- _MATERIAL FOR THE TASK_:
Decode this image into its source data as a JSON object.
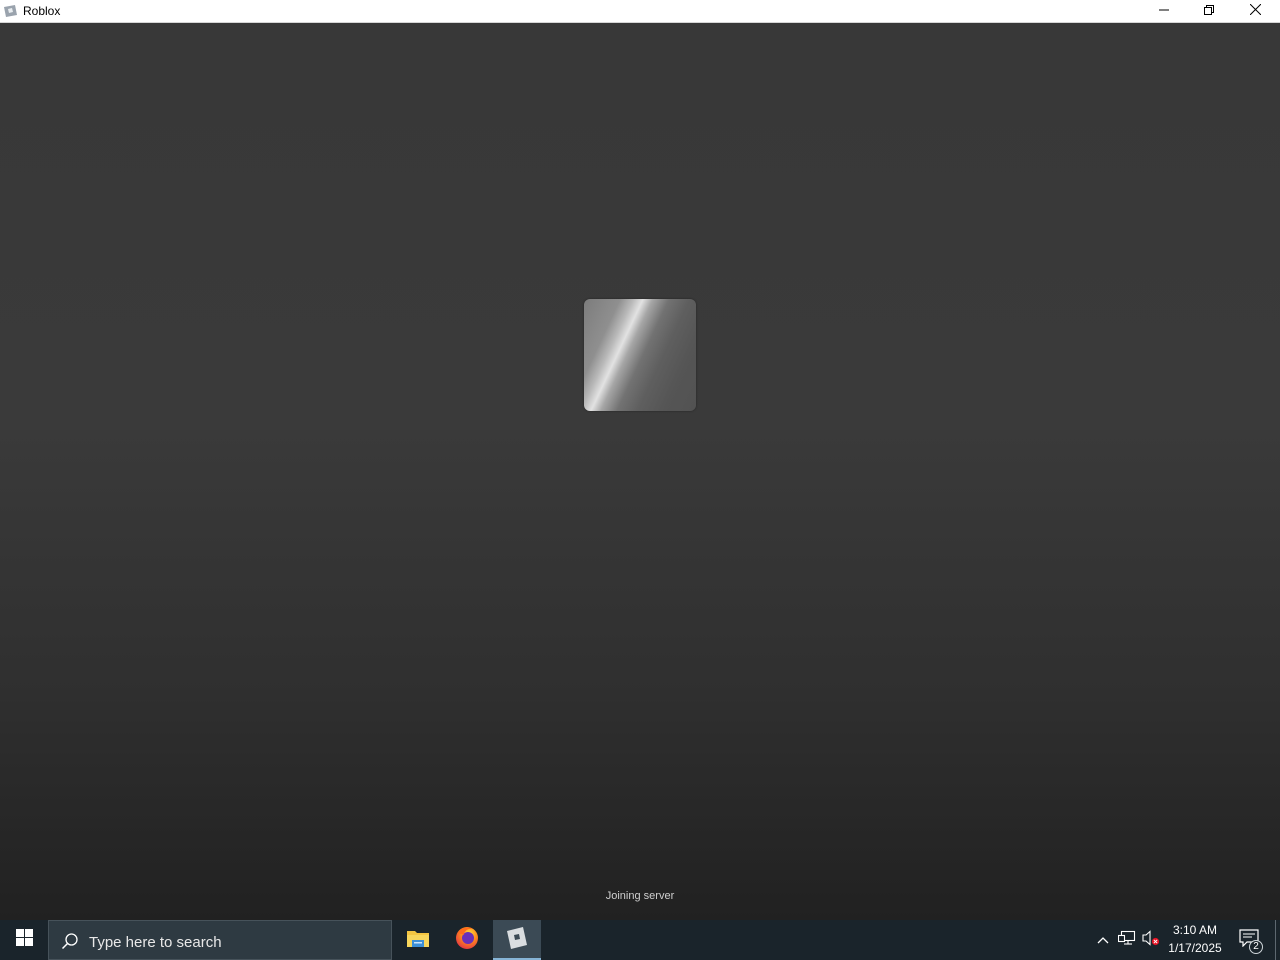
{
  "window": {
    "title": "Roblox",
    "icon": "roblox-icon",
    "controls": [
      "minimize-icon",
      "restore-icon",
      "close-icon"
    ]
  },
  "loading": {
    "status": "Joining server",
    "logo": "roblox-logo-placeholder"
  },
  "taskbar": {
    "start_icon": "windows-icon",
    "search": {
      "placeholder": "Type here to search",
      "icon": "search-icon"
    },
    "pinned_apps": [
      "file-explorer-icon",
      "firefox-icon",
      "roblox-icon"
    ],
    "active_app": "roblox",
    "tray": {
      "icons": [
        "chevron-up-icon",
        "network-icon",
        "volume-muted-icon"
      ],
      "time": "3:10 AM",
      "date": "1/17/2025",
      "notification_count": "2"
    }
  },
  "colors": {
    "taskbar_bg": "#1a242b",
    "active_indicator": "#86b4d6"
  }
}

- _GOAL_: Your copy should repeat each entry above exactly but contain no pictures.

- _FULL OUTPUT_:
Decode this image into its source data as a JSON object.
{
  "window": {
    "title": "Roblox",
    "icon": "roblox-icon",
    "controls": [
      "minimize-icon",
      "restore-icon",
      "close-icon"
    ]
  },
  "loading": {
    "status": "Joining server",
    "logo": "roblox-logo-placeholder"
  },
  "taskbar": {
    "start_icon": "windows-icon",
    "search": {
      "placeholder": "Type here to search",
      "icon": "search-icon"
    },
    "pinned_apps": [
      "file-explorer-icon",
      "firefox-icon",
      "roblox-icon"
    ],
    "active_app": "roblox",
    "tray": {
      "icons": [
        "chevron-up-icon",
        "network-icon",
        "volume-muted-icon"
      ],
      "time": "3:10 AM",
      "date": "1/17/2025",
      "notification_count": "2"
    }
  },
  "colors": {
    "taskbar_bg": "#1a242b",
    "active_indicator": "#86b4d6"
  }
}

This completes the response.